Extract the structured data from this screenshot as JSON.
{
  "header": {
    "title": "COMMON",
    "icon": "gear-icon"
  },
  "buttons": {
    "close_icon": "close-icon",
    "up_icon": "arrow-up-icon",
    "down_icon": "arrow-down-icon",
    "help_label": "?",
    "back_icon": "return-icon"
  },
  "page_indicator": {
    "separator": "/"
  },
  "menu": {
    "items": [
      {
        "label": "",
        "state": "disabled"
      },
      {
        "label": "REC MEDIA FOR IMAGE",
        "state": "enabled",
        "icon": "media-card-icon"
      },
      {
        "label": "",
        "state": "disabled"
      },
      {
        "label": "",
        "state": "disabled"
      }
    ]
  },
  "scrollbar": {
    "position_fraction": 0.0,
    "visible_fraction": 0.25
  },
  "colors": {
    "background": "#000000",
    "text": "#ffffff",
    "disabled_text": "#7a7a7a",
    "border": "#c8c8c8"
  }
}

• Task objective: Would you reproduce the material above in full, exactly as given?

• Response to the task:
Extract the structured data from this screenshot as JSON.
{
  "header": {
    "title": "COMMON",
    "icon": "gear-icon"
  },
  "buttons": {
    "close_icon": "close-icon",
    "up_icon": "arrow-up-icon",
    "down_icon": "arrow-down-icon",
    "help_label": "?",
    "back_icon": "return-icon"
  },
  "page_indicator": {
    "separator": "/"
  },
  "menu": {
    "items": [
      {
        "label": "",
        "state": "disabled"
      },
      {
        "label": "REC MEDIA FOR IMAGE",
        "state": "enabled",
        "icon": "media-card-icon"
      },
      {
        "label": "",
        "state": "disabled"
      },
      {
        "label": "",
        "state": "disabled"
      }
    ]
  },
  "scrollbar": {
    "position_fraction": 0.0,
    "visible_fraction": 0.25
  },
  "colors": {
    "background": "#000000",
    "text": "#ffffff",
    "disabled_text": "#7a7a7a",
    "border": "#c8c8c8"
  }
}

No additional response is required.